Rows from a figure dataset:
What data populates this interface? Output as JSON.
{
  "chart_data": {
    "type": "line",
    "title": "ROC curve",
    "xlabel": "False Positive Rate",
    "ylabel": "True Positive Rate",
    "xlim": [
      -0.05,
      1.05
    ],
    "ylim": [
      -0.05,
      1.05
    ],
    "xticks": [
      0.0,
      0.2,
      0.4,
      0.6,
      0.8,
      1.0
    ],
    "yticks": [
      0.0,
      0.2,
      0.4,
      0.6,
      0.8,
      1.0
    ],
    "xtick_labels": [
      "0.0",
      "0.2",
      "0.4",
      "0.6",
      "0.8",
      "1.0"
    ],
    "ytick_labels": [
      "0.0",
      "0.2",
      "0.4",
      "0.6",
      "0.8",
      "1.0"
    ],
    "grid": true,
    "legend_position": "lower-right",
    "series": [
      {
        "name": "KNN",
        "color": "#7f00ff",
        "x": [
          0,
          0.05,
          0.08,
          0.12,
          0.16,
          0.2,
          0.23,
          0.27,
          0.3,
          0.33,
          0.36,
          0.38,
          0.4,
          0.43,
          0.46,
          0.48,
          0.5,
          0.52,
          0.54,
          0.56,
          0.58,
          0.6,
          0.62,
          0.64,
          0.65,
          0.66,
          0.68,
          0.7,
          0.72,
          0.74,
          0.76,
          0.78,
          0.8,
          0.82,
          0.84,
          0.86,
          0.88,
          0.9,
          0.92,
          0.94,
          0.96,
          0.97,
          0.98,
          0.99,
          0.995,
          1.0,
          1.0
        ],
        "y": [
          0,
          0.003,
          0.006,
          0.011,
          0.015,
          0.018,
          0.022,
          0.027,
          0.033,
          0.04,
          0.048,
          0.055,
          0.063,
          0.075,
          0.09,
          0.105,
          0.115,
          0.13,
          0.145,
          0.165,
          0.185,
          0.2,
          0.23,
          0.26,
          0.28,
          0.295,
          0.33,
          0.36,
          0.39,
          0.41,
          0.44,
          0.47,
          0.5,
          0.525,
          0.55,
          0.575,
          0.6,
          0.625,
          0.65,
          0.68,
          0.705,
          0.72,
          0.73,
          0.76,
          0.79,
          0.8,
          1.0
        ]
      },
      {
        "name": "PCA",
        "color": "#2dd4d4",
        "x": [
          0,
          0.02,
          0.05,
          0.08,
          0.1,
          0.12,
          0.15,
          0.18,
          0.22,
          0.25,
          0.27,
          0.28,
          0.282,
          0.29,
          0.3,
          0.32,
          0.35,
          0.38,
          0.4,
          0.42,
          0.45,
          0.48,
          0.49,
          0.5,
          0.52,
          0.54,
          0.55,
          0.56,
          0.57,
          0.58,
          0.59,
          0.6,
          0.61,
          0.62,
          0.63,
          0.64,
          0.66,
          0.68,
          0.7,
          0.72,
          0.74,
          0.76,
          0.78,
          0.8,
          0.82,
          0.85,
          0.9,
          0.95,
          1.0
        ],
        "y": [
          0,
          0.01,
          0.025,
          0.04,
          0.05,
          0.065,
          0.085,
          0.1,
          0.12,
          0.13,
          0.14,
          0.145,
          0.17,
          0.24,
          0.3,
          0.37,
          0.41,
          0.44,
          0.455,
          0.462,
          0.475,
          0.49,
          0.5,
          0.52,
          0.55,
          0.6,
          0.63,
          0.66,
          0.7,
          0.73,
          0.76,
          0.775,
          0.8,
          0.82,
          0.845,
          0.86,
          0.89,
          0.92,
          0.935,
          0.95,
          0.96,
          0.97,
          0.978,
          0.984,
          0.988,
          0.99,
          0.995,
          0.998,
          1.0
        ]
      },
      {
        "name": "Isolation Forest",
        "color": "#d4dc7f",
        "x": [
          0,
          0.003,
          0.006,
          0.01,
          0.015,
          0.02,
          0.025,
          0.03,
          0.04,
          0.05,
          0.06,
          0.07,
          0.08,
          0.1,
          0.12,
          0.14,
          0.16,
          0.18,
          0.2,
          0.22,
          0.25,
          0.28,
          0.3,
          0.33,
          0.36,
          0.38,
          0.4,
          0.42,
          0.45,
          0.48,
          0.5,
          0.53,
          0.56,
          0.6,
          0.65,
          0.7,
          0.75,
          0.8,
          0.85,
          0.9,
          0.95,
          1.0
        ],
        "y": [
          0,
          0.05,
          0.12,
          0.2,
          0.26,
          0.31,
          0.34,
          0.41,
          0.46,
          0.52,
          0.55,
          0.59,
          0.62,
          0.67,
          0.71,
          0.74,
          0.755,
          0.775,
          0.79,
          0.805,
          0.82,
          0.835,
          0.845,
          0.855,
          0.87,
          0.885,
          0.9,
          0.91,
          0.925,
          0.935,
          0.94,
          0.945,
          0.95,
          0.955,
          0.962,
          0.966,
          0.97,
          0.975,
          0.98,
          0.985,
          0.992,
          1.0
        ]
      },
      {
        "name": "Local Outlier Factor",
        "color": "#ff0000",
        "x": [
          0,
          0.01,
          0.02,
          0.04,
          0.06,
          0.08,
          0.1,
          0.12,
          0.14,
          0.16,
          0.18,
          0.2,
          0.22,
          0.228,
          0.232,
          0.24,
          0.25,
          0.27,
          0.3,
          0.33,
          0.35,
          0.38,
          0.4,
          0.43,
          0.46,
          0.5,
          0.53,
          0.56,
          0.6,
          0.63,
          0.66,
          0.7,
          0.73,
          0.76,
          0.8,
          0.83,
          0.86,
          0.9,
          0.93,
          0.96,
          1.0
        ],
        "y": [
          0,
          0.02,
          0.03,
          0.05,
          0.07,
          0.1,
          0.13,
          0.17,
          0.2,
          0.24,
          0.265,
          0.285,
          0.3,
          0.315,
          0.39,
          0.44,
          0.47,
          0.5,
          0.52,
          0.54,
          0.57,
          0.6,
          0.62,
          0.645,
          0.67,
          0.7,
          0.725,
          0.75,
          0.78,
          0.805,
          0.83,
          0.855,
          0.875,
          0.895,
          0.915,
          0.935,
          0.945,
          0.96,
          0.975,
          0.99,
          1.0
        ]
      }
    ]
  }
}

▶ **Requirements**:
Every record should be given again exactly.

▶ **Answer for the task**:
What data populates this interface? Output as JSON.
{
  "chart_data": {
    "type": "line",
    "title": "ROC curve",
    "xlabel": "False Positive Rate",
    "ylabel": "True Positive Rate",
    "xlim": [
      -0.05,
      1.05
    ],
    "ylim": [
      -0.05,
      1.05
    ],
    "xticks": [
      0.0,
      0.2,
      0.4,
      0.6,
      0.8,
      1.0
    ],
    "yticks": [
      0.0,
      0.2,
      0.4,
      0.6,
      0.8,
      1.0
    ],
    "xtick_labels": [
      "0.0",
      "0.2",
      "0.4",
      "0.6",
      "0.8",
      "1.0"
    ],
    "ytick_labels": [
      "0.0",
      "0.2",
      "0.4",
      "0.6",
      "0.8",
      "1.0"
    ],
    "grid": true,
    "legend_position": "lower-right",
    "series": [
      {
        "name": "KNN",
        "color": "#7f00ff",
        "x": [
          0,
          0.05,
          0.08,
          0.12,
          0.16,
          0.2,
          0.23,
          0.27,
          0.3,
          0.33,
          0.36,
          0.38,
          0.4,
          0.43,
          0.46,
          0.48,
          0.5,
          0.52,
          0.54,
          0.56,
          0.58,
          0.6,
          0.62,
          0.64,
          0.65,
          0.66,
          0.68,
          0.7,
          0.72,
          0.74,
          0.76,
          0.78,
          0.8,
          0.82,
          0.84,
          0.86,
          0.88,
          0.9,
          0.92,
          0.94,
          0.96,
          0.97,
          0.98,
          0.99,
          0.995,
          1.0,
          1.0
        ],
        "y": [
          0,
          0.003,
          0.006,
          0.011,
          0.015,
          0.018,
          0.022,
          0.027,
          0.033,
          0.04,
          0.048,
          0.055,
          0.063,
          0.075,
          0.09,
          0.105,
          0.115,
          0.13,
          0.145,
          0.165,
          0.185,
          0.2,
          0.23,
          0.26,
          0.28,
          0.295,
          0.33,
          0.36,
          0.39,
          0.41,
          0.44,
          0.47,
          0.5,
          0.525,
          0.55,
          0.575,
          0.6,
          0.625,
          0.65,
          0.68,
          0.705,
          0.72,
          0.73,
          0.76,
          0.79,
          0.8,
          1.0
        ]
      },
      {
        "name": "PCA",
        "color": "#2dd4d4",
        "x": [
          0,
          0.02,
          0.05,
          0.08,
          0.1,
          0.12,
          0.15,
          0.18,
          0.22,
          0.25,
          0.27,
          0.28,
          0.282,
          0.29,
          0.3,
          0.32,
          0.35,
          0.38,
          0.4,
          0.42,
          0.45,
          0.48,
          0.49,
          0.5,
          0.52,
          0.54,
          0.55,
          0.56,
          0.57,
          0.58,
          0.59,
          0.6,
          0.61,
          0.62,
          0.63,
          0.64,
          0.66,
          0.68,
          0.7,
          0.72,
          0.74,
          0.76,
          0.78,
          0.8,
          0.82,
          0.85,
          0.9,
          0.95,
          1.0
        ],
        "y": [
          0,
          0.01,
          0.025,
          0.04,
          0.05,
          0.065,
          0.085,
          0.1,
          0.12,
          0.13,
          0.14,
          0.145,
          0.17,
          0.24,
          0.3,
          0.37,
          0.41,
          0.44,
          0.455,
          0.462,
          0.475,
          0.49,
          0.5,
          0.52,
          0.55,
          0.6,
          0.63,
          0.66,
          0.7,
          0.73,
          0.76,
          0.775,
          0.8,
          0.82,
          0.845,
          0.86,
          0.89,
          0.92,
          0.935,
          0.95,
          0.96,
          0.97,
          0.978,
          0.984,
          0.988,
          0.99,
          0.995,
          0.998,
          1.0
        ]
      },
      {
        "name": "Isolation Forest",
        "color": "#d4dc7f",
        "x": [
          0,
          0.003,
          0.006,
          0.01,
          0.015,
          0.02,
          0.025,
          0.03,
          0.04,
          0.05,
          0.06,
          0.07,
          0.08,
          0.1,
          0.12,
          0.14,
          0.16,
          0.18,
          0.2,
          0.22,
          0.25,
          0.28,
          0.3,
          0.33,
          0.36,
          0.38,
          0.4,
          0.42,
          0.45,
          0.48,
          0.5,
          0.53,
          0.56,
          0.6,
          0.65,
          0.7,
          0.75,
          0.8,
          0.85,
          0.9,
          0.95,
          1.0
        ],
        "y": [
          0,
          0.05,
          0.12,
          0.2,
          0.26,
          0.31,
          0.34,
          0.41,
          0.46,
          0.52,
          0.55,
          0.59,
          0.62,
          0.67,
          0.71,
          0.74,
          0.755,
          0.775,
          0.79,
          0.805,
          0.82,
          0.835,
          0.845,
          0.855,
          0.87,
          0.885,
          0.9,
          0.91,
          0.925,
          0.935,
          0.94,
          0.945,
          0.95,
          0.955,
          0.962,
          0.966,
          0.97,
          0.975,
          0.98,
          0.985,
          0.992,
          1.0
        ]
      },
      {
        "name": "Local Outlier Factor",
        "color": "#ff0000",
        "x": [
          0,
          0.01,
          0.02,
          0.04,
          0.06,
          0.08,
          0.1,
          0.12,
          0.14,
          0.16,
          0.18,
          0.2,
          0.22,
          0.228,
          0.232,
          0.24,
          0.25,
          0.27,
          0.3,
          0.33,
          0.35,
          0.38,
          0.4,
          0.43,
          0.46,
          0.5,
          0.53,
          0.56,
          0.6,
          0.63,
          0.66,
          0.7,
          0.73,
          0.76,
          0.8,
          0.83,
          0.86,
          0.9,
          0.93,
          0.96,
          1.0
        ],
        "y": [
          0,
          0.02,
          0.03,
          0.05,
          0.07,
          0.1,
          0.13,
          0.17,
          0.2,
          0.24,
          0.265,
          0.285,
          0.3,
          0.315,
          0.39,
          0.44,
          0.47,
          0.5,
          0.52,
          0.54,
          0.57,
          0.6,
          0.62,
          0.645,
          0.67,
          0.7,
          0.725,
          0.75,
          0.78,
          0.805,
          0.83,
          0.855,
          0.875,
          0.895,
          0.915,
          0.935,
          0.945,
          0.96,
          0.975,
          0.99,
          1.0
        ]
      }
    ]
  }
}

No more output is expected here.